[Start of Available data]
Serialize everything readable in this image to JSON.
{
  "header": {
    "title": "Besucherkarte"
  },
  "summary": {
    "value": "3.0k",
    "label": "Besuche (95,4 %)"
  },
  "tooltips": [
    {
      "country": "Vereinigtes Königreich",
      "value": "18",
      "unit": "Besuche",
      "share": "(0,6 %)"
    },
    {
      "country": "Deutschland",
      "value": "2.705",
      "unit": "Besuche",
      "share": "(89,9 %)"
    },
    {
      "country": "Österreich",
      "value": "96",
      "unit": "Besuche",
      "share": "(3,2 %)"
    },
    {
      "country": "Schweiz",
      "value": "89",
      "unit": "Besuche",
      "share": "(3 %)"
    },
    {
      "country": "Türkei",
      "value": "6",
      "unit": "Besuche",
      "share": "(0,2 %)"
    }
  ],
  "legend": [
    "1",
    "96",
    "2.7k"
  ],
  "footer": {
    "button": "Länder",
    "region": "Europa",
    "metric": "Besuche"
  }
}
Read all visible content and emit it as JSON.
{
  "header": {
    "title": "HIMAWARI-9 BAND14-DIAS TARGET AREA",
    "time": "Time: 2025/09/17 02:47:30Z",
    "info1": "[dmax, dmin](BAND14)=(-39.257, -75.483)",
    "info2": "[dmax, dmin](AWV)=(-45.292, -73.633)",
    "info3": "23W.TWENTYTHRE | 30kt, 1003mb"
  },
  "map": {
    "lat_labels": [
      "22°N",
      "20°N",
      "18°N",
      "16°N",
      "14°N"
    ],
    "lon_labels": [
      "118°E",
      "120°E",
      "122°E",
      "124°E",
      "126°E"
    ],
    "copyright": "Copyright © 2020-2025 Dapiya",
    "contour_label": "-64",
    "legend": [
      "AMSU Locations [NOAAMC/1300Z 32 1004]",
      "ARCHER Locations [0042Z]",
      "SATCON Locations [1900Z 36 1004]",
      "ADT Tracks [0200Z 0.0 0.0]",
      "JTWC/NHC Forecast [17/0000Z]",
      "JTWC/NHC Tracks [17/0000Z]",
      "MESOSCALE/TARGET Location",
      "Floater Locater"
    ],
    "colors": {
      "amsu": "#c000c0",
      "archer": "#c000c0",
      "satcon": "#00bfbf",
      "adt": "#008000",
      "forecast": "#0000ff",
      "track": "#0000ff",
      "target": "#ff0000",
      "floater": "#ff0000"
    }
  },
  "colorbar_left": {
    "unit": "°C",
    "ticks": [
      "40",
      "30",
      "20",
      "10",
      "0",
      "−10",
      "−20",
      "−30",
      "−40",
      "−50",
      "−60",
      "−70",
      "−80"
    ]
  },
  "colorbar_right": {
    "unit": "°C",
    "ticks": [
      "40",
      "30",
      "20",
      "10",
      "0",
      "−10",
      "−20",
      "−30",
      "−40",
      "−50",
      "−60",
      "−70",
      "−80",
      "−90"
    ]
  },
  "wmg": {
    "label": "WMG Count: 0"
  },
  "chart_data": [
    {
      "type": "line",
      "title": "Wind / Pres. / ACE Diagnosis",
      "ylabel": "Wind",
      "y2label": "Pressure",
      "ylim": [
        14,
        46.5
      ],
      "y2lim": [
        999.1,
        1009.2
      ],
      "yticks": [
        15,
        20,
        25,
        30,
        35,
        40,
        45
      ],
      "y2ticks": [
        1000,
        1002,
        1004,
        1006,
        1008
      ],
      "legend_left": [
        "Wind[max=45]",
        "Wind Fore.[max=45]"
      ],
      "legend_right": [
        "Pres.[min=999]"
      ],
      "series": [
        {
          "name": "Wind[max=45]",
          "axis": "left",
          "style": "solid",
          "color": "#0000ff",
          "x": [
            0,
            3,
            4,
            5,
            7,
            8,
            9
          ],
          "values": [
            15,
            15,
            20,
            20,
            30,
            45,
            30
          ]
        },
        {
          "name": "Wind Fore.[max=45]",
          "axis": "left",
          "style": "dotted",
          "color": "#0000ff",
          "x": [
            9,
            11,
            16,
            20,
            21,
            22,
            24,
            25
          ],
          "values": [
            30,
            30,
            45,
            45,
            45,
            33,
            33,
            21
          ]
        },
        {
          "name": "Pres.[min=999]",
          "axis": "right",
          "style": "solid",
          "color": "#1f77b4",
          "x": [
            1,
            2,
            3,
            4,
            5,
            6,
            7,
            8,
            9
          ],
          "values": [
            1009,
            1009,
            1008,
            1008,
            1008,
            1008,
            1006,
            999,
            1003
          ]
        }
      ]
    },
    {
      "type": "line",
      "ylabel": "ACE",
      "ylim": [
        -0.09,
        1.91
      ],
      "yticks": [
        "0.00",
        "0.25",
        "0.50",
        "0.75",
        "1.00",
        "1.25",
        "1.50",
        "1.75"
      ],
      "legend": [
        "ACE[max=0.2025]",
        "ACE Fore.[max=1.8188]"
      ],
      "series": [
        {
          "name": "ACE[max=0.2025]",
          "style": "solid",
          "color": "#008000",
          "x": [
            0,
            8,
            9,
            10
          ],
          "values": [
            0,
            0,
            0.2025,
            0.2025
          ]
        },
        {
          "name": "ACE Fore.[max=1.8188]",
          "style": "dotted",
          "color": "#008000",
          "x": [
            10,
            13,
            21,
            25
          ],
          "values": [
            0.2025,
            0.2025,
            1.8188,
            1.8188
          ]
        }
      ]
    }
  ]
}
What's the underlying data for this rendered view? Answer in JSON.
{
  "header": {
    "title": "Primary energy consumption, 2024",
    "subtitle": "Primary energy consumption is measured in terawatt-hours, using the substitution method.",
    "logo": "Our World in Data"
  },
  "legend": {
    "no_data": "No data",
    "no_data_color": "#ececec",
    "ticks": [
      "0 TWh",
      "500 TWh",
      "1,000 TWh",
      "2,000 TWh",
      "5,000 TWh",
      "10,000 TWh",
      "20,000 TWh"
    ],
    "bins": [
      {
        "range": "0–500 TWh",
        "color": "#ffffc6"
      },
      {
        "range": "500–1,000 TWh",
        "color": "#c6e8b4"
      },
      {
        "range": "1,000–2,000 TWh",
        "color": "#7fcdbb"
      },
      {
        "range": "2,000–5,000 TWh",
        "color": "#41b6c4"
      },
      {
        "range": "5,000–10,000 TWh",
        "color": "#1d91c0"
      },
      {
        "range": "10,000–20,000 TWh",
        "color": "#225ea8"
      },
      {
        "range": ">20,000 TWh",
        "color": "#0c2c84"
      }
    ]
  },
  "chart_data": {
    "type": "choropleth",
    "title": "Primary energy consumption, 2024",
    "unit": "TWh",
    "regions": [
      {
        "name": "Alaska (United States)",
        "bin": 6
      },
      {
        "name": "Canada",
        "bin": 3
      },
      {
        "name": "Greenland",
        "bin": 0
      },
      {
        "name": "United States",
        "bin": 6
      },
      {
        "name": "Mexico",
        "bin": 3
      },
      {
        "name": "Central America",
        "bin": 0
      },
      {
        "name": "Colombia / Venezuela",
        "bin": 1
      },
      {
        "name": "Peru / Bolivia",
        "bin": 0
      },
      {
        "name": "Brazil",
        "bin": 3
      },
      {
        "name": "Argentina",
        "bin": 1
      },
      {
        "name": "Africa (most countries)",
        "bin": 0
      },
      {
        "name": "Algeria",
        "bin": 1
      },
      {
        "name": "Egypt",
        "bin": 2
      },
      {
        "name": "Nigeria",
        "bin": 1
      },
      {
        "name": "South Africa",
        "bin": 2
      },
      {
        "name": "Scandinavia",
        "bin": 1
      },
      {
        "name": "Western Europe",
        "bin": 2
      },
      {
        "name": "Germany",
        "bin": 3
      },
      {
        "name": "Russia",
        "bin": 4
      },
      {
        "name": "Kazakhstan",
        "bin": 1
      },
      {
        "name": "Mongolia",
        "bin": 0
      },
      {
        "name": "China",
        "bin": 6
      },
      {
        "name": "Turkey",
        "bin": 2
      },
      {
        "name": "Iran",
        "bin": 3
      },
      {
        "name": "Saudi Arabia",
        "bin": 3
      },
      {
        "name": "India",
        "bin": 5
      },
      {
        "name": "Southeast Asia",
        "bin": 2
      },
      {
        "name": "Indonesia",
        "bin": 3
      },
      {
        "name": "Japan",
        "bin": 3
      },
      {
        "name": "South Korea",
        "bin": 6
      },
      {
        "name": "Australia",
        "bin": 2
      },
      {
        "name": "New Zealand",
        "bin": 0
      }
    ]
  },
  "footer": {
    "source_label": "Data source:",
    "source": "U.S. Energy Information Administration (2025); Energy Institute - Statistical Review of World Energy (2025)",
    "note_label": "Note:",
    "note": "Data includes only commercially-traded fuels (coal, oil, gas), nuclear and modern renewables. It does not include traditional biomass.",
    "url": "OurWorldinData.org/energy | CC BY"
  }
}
[End of Available data]
■ Required task
List all lines from the entries that include the word "JSON".

■ Task response
Serialize everything readable in this image to JSON.
Read all visible content and emit it as JSON.
What's the underlying data for this rendered view? Answer in JSON.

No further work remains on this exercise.